— START OF Data supplied —

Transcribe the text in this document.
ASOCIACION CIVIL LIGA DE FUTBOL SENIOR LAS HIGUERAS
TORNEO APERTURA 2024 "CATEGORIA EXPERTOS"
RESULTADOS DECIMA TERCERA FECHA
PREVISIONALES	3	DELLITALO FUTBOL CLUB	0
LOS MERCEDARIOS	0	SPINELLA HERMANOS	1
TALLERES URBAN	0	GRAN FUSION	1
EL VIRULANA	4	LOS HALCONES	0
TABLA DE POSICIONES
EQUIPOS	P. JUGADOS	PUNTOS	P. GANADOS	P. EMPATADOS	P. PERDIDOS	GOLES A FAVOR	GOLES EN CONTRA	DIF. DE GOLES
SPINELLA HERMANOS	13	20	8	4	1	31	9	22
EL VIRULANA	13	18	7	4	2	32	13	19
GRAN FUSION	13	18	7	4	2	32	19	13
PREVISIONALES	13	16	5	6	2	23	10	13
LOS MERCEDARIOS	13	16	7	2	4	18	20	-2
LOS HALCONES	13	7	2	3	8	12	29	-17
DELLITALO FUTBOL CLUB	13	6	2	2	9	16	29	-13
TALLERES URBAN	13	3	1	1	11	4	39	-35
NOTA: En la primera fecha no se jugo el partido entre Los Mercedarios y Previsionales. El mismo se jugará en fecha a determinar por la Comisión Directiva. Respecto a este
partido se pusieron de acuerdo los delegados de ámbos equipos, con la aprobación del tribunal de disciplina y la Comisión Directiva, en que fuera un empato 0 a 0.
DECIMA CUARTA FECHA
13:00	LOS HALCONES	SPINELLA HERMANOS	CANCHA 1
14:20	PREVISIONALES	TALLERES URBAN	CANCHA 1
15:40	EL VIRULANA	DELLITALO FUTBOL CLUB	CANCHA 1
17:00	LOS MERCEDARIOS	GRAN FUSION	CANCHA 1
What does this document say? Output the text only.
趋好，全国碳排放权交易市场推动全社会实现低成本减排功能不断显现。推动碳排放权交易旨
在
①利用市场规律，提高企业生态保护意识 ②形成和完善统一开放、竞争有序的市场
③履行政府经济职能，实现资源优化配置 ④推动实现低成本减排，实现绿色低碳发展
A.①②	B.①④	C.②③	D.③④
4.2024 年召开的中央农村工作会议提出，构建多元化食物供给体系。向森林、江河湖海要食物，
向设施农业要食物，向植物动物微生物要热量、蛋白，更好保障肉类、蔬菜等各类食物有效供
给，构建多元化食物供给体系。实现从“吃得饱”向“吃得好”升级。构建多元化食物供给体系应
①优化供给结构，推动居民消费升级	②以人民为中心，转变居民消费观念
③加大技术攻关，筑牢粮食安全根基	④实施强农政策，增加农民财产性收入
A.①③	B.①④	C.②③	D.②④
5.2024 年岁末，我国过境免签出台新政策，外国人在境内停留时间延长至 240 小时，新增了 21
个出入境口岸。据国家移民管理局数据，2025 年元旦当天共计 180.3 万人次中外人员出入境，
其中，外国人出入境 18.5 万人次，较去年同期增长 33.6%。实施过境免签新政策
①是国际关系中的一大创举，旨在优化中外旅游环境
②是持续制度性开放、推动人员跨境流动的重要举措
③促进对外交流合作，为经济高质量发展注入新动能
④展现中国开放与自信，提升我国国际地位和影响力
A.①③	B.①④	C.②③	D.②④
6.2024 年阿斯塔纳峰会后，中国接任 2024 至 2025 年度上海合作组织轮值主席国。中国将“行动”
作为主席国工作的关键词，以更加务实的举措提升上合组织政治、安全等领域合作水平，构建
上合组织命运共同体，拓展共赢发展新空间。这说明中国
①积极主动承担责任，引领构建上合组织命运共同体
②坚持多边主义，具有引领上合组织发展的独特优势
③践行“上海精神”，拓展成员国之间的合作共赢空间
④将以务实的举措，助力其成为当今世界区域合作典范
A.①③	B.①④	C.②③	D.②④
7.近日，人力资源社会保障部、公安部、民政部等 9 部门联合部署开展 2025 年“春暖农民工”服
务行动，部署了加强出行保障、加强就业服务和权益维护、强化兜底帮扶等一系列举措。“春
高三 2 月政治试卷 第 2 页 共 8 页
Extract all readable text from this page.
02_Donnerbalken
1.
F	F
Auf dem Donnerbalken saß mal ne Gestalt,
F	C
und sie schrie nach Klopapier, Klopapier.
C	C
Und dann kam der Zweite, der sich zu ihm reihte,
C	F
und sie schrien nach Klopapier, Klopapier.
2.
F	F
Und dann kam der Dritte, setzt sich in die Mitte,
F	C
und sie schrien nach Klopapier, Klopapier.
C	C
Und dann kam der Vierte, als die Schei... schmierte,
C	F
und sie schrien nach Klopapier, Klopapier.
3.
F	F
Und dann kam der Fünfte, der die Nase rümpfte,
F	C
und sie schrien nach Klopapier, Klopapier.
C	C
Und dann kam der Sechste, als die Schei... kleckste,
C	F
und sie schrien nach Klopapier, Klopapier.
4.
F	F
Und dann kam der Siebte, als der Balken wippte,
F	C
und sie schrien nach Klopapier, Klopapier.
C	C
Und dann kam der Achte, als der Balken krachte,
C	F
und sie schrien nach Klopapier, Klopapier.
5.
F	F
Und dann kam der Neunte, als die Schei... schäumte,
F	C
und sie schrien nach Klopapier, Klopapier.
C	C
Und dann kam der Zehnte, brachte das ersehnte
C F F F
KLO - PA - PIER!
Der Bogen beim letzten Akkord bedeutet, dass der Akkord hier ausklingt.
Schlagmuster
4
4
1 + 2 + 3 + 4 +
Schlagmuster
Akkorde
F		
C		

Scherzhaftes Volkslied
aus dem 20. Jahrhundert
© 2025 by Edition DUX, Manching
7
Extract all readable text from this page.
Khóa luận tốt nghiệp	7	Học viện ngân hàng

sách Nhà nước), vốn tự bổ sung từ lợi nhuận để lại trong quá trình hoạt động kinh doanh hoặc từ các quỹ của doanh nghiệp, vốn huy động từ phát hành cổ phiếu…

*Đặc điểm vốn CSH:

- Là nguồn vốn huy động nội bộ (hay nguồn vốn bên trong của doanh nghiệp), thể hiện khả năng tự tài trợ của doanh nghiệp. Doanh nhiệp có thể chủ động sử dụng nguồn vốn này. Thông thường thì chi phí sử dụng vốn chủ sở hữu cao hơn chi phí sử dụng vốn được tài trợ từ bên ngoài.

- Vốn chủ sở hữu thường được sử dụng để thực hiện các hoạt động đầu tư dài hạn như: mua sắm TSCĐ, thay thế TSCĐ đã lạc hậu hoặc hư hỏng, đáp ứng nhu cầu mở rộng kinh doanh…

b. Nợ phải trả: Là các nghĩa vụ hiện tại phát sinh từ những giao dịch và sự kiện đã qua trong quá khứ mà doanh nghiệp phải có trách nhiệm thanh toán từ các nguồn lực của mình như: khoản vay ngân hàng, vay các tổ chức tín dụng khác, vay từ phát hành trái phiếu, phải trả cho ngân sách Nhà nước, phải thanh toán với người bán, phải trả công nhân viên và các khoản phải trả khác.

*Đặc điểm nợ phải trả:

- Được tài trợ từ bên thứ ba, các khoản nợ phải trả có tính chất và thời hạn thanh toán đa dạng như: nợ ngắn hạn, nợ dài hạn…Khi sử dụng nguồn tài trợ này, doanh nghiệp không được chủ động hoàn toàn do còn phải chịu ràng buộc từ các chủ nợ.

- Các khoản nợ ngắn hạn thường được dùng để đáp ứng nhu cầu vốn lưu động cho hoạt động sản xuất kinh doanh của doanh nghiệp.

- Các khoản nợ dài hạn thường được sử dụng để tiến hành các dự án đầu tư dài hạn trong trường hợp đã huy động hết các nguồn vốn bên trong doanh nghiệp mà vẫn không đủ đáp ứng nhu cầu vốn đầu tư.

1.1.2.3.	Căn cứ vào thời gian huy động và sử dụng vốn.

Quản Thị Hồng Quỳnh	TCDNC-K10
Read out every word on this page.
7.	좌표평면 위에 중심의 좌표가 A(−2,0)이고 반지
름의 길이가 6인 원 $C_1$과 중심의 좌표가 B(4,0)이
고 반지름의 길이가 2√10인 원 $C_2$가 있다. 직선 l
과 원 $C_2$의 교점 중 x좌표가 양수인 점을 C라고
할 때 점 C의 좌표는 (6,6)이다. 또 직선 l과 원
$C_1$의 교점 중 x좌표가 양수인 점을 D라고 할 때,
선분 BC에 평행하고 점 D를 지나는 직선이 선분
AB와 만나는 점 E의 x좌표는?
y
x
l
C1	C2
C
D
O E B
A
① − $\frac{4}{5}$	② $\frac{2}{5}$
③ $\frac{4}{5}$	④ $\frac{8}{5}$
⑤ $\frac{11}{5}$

— END OF Data supplied —

*Task requirements:* Filter the records above and return every line that holds the word "text".

*Full solution:*
Transcribe the text in this document.
What does this document say? Output the text only.
Extract all readable text from this page.
Extract all readable text from this page.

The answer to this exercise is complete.